**Task brief**
Collect every line below that contains the word "till".

Stored data:
::::

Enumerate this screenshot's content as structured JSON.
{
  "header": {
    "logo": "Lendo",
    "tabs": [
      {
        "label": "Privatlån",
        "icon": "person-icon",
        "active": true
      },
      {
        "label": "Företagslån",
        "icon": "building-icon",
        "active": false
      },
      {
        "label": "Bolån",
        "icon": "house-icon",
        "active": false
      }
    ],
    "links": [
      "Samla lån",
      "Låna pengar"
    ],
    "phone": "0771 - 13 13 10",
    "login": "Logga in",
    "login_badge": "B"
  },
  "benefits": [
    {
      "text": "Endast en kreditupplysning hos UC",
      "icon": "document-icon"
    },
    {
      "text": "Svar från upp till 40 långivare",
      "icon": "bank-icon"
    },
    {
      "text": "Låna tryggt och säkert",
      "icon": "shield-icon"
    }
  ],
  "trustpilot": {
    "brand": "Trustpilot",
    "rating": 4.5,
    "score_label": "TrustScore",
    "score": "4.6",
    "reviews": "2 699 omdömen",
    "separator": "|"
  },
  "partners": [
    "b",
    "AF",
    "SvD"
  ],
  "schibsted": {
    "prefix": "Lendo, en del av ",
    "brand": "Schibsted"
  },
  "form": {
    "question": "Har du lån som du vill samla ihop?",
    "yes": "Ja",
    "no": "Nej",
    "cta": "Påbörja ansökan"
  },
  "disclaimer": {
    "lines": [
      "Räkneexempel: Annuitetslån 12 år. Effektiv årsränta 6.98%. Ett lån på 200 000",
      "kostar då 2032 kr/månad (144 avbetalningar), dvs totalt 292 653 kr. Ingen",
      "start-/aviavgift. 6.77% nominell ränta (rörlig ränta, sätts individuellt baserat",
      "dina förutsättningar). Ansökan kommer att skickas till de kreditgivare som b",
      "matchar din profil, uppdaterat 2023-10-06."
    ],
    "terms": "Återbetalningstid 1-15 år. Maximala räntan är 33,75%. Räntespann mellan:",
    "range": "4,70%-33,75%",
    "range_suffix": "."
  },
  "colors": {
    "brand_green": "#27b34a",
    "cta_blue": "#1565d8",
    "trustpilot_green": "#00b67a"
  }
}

::::

**Output of the exercise**
      "text": "Svar från upp till 40 långivare",
      "dina förutsättningar). Ansökan kommer att skickas till de kreditgivare som b",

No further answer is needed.